Job: Output the full listing below exactly, without the pictures.
---------- Materials provided
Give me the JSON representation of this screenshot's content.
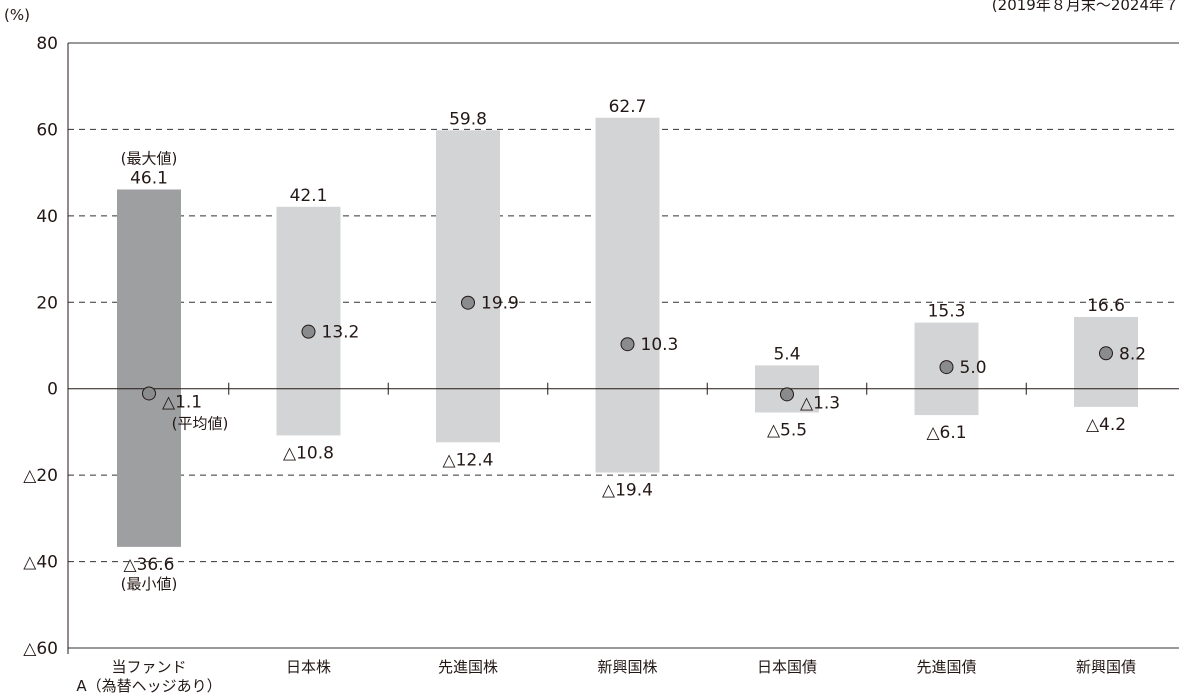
{
  "period_note": "(2019年８月末～2024年７",
  "chart_data": {
    "type": "bar",
    "ylabel": "(%)",
    "ylim": [
      -60,
      80
    ],
    "yticks": [
      80,
      60,
      40,
      20,
      0,
      -20,
      -40,
      -60
    ],
    "ytick_labels": [
      "80",
      "60",
      "40",
      "20",
      "0",
      "△20",
      "△40",
      "△60"
    ],
    "grid": "dashed horizontal",
    "categories": [
      "当ファンド\nA（為替ヘッジあり）",
      "日本株",
      "先進国株",
      "新興国株",
      "日本国債",
      "先進国債",
      "新興国債"
    ],
    "series": [
      {
        "max": [
          46.1,
          42.1,
          59.8,
          62.7,
          5.4,
          15.3,
          16.6
        ]
      },
      {
        "min": [
          -36.6,
          -10.8,
          -12.4,
          -19.4,
          -5.5,
          -6.1,
          -4.2
        ]
      },
      {
        "avg": [
          -1.1,
          13.2,
          19.9,
          10.3,
          -1.3,
          5.0,
          8.2
        ]
      }
    ],
    "max_labels": [
      "46.1",
      "42.1",
      "59.8",
      "62.7",
      "5.4",
      "15.3",
      "16.6"
    ],
    "min_labels": [
      "△36.6",
      "△10.8",
      "△12.4",
      "△19.4",
      "△5.5",
      "△6.1",
      "△4.2"
    ],
    "avg_labels": [
      "△1.1",
      "13.2",
      "19.9",
      "10.3",
      "△1.3",
      "5.0",
      "8.2"
    ],
    "annotations": {
      "max": "(最大値)",
      "avg": "(平均値)",
      "min": "(最小値)"
    },
    "colors": {
      "fund_bar": "#9e9fa1",
      "asset_bar": "#d3d4d5",
      "avg_marker": "#8a8b8d",
      "text": "#231815"
    }
  }
}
--------------------
Written solution:
Give me the JSON representation of this screenshot's content.
{
  "period_note": "(2019年８月末～2024年７",
  "chart_data": {
    "type": "bar",
    "ylabel": "(%)",
    "ylim": [
      -60,
      80
    ],
    "yticks": [
      80,
      60,
      40,
      20,
      0,
      -20,
      -40,
      -60
    ],
    "ytick_labels": [
      "80",
      "60",
      "40",
      "20",
      "0",
      "△20",
      "△40",
      "△60"
    ],
    "grid": "dashed horizontal",
    "categories": [
      "当ファンド\nA（為替ヘッジあり）",
      "日本株",
      "先進国株",
      "新興国株",
      "日本国債",
      "先進国債",
      "新興国債"
    ],
    "series": [
      {
        "max": [
          46.1,
          42.1,
          59.8,
          62.7,
          5.4,
          15.3,
          16.6
        ]
      },
      {
        "min": [
          -36.6,
          -10.8,
          -12.4,
          -19.4,
          -5.5,
          -6.1,
          -4.2
        ]
      },
      {
        "avg": [
          -1.1,
          13.2,
          19.9,
          10.3,
          -1.3,
          5.0,
          8.2
        ]
      }
    ],
    "max_labels": [
      "46.1",
      "42.1",
      "59.8",
      "62.7",
      "5.4",
      "15.3",
      "16.6"
    ],
    "min_labels": [
      "△36.6",
      "△10.8",
      "△12.4",
      "△19.4",
      "△5.5",
      "△6.1",
      "△4.2"
    ],
    "avg_labels": [
      "△1.1",
      "13.2",
      "19.9",
      "10.3",
      "△1.3",
      "5.0",
      "8.2"
    ],
    "annotations": {
      "max": "(最大値)",
      "avg": "(平均値)",
      "min": "(最小値)"
    },
    "colors": {
      "fund_bar": "#9e9fa1",
      "asset_bar": "#d3d4d5",
      "avg_marker": "#8a8b8d",
      "text": "#231815"
    }
  }
}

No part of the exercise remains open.